**Extracted entries:**
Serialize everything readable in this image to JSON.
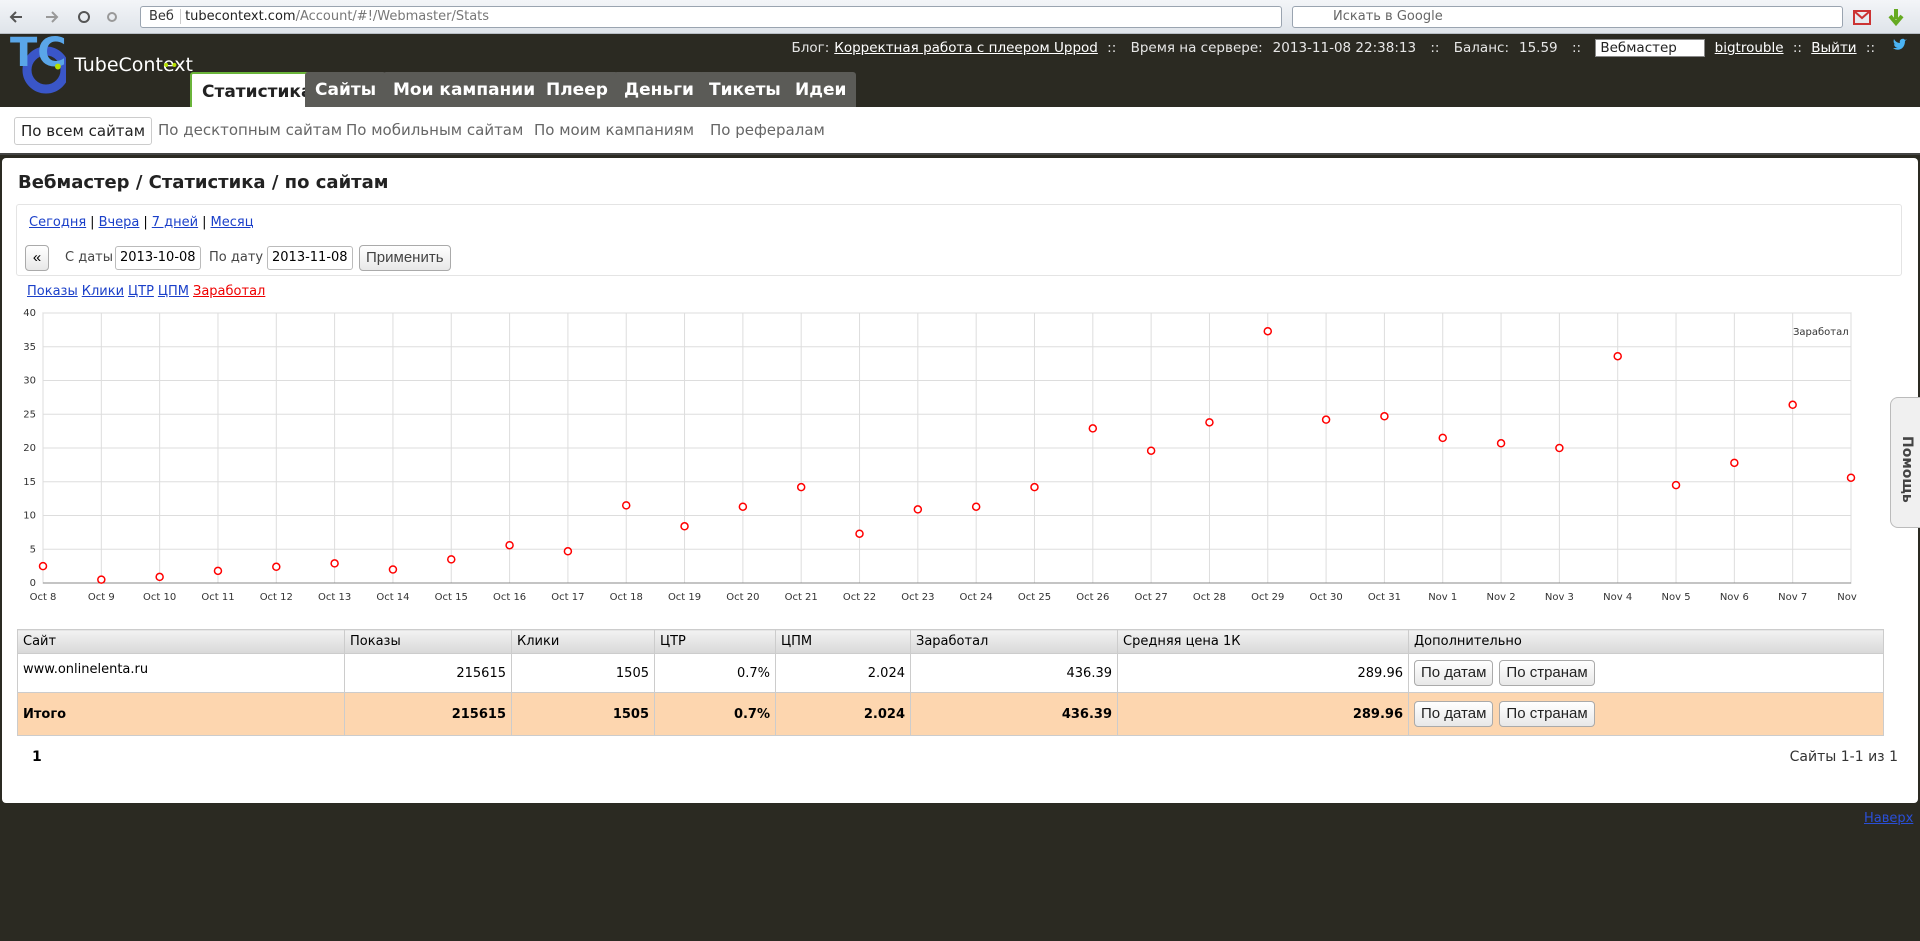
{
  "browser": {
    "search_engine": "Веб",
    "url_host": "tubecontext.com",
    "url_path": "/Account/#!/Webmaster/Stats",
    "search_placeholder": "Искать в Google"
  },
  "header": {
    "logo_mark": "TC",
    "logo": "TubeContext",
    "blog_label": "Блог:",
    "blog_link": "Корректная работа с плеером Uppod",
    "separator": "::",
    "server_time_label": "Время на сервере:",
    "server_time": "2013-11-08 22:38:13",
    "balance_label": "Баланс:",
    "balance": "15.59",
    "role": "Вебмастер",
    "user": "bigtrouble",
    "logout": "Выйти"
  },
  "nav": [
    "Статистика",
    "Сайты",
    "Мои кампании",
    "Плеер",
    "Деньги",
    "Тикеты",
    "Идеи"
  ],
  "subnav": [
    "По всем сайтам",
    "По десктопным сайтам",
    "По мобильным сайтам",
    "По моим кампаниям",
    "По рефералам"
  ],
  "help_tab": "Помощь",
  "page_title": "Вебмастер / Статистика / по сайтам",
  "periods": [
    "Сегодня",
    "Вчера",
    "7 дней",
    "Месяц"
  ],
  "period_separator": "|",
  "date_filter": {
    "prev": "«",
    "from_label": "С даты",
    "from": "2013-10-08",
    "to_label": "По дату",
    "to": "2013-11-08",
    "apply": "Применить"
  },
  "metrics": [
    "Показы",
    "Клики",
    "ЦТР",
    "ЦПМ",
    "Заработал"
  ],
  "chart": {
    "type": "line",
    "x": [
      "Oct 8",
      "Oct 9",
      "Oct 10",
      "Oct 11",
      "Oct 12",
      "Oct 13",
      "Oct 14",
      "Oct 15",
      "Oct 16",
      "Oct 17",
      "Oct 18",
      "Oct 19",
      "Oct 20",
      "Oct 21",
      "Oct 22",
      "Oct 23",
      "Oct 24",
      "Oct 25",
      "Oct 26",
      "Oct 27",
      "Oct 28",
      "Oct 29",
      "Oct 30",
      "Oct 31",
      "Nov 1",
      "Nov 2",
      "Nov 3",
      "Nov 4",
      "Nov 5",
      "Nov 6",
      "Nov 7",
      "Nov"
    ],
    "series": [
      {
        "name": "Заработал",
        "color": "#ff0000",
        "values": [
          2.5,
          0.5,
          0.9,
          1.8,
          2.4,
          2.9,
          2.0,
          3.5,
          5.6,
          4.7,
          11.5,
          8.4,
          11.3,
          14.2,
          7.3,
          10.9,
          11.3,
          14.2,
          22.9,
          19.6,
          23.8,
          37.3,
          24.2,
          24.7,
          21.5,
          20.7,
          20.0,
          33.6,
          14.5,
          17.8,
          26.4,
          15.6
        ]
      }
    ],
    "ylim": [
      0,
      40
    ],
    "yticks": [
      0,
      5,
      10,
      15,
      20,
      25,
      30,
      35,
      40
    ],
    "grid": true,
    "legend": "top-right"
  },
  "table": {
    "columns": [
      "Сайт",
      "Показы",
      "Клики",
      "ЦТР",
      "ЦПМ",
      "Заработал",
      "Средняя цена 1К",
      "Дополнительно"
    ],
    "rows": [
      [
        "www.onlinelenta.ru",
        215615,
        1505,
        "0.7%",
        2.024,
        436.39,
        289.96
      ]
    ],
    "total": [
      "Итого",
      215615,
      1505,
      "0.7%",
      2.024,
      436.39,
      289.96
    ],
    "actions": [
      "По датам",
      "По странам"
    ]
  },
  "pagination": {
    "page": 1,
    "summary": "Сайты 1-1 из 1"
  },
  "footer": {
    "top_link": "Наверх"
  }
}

**The exercise:** Copy each line of the listing that contains the string "Вебмастер".

**Answer for the task:**
    "role": "Вебмастер",
  "page_title": "Вебмастер / Статистика / по сайтам",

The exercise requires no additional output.